+++ DATA FOR THIS EXERCISE +++
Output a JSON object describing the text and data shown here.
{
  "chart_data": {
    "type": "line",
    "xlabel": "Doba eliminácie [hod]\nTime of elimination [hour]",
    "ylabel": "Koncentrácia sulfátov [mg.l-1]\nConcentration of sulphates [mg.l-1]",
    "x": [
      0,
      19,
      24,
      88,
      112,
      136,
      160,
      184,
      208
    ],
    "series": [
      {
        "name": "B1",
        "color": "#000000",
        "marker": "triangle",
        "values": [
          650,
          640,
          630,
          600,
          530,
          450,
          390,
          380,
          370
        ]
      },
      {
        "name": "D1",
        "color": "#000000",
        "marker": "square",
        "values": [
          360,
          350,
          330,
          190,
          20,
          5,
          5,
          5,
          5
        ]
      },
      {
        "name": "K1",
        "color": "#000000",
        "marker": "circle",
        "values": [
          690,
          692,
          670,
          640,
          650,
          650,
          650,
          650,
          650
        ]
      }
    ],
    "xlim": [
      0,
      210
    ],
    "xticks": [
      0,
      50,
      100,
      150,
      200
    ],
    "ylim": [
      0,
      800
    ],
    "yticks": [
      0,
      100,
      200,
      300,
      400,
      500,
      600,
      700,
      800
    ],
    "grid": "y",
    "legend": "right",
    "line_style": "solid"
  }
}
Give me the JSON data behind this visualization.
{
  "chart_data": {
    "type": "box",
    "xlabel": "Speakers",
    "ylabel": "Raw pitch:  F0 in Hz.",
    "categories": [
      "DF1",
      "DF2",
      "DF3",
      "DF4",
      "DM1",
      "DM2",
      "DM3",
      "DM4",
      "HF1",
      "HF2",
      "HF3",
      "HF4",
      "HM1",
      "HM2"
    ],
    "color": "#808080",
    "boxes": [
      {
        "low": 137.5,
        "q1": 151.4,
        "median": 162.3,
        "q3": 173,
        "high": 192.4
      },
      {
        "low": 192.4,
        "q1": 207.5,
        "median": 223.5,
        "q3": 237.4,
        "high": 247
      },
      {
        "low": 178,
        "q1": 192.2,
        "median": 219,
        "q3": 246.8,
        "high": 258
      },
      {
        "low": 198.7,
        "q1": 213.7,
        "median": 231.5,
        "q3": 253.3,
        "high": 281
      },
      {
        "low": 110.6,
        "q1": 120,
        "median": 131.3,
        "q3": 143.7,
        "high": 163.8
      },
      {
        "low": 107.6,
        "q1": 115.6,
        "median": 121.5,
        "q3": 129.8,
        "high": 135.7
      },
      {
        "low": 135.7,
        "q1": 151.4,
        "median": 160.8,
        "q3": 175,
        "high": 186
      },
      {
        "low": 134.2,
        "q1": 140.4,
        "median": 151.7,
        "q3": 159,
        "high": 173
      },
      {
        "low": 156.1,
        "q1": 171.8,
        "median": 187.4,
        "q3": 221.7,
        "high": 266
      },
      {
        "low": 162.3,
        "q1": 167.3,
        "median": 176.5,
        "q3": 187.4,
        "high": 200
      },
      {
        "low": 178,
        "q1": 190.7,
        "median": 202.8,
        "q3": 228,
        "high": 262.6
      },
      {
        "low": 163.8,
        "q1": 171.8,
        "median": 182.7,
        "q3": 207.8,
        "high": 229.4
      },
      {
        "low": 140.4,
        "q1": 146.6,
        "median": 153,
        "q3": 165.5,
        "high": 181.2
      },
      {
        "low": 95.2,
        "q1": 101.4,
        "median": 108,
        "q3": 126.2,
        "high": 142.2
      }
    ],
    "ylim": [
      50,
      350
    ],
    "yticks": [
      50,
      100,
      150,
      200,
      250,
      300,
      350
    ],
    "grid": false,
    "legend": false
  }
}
+++
== INSTRUCTIONS TO FOLLOW ==
Identify which lines contain the word "marker" and copy each one.

== EXERCISE SOLUTION ==
        "marker": "triangle",
        "marker": "square",
        "marker": "circle",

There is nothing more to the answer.